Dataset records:
========================================================================

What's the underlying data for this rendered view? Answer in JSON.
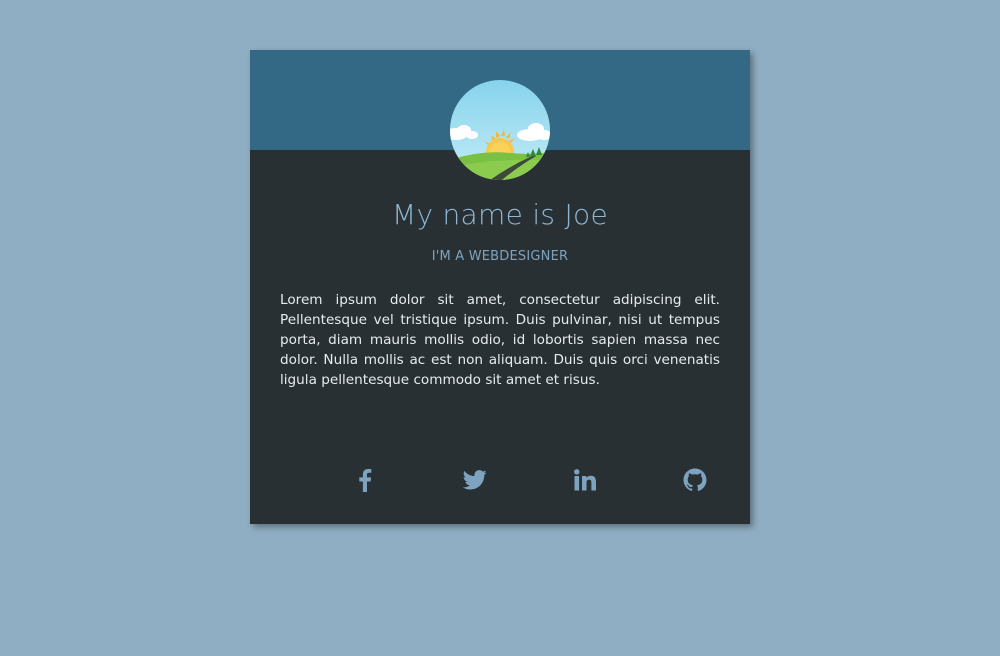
{
  "profile": {
    "name": "My name is Joe",
    "role": "I'M A WEBDESIGNER",
    "bio": "Lorem ipsum dolor sit amet, consectetur adipiscing elit. Pellentesque vel tristique ipsum. Duis pulvinar, nisi ut tempus porta, diam mauris mollis odio, id lobortis sapien massa nec dolor. Nulla mollis ac est non aliquam. Duis quis orci venenatis ligula pellentesque commodo sit amet et risus."
  },
  "social": [
    {
      "icon": "facebook-icon"
    },
    {
      "icon": "twitter-icon"
    },
    {
      "icon": "linkedin-icon"
    },
    {
      "icon": "github-icon"
    }
  ],
  "colors": {
    "page_background": "#8fadc3",
    "card_background": "#293033",
    "header_background": "#336985",
    "name_color": "#8eb7d6",
    "icon_color": "#7ea3c0"
  }
}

========================================================================

Short task → Write the material out again exactly as it appears, dropping the pictures.

Full answer →
What's the underlying data for this rendered view? Answer in JSON.
{
  "profile": {
    "name": "My name is Joe",
    "role": "I'M A WEBDESIGNER",
    "bio": "Lorem ipsum dolor sit amet, consectetur adipiscing elit. Pellentesque vel tristique ipsum. Duis pulvinar, nisi ut tempus porta, diam mauris mollis odio, id lobortis sapien massa nec dolor. Nulla mollis ac est non aliquam. Duis quis orci venenatis ligula pellentesque commodo sit amet et risus."
  },
  "social": [
    {
      "icon": "facebook-icon"
    },
    {
      "icon": "twitter-icon"
    },
    {
      "icon": "linkedin-icon"
    },
    {
      "icon": "github-icon"
    }
  ],
  "colors": {
    "page_background": "#8fadc3",
    "card_background": "#293033",
    "header_background": "#336985",
    "name_color": "#8eb7d6",
    "icon_color": "#7ea3c0"
  }
}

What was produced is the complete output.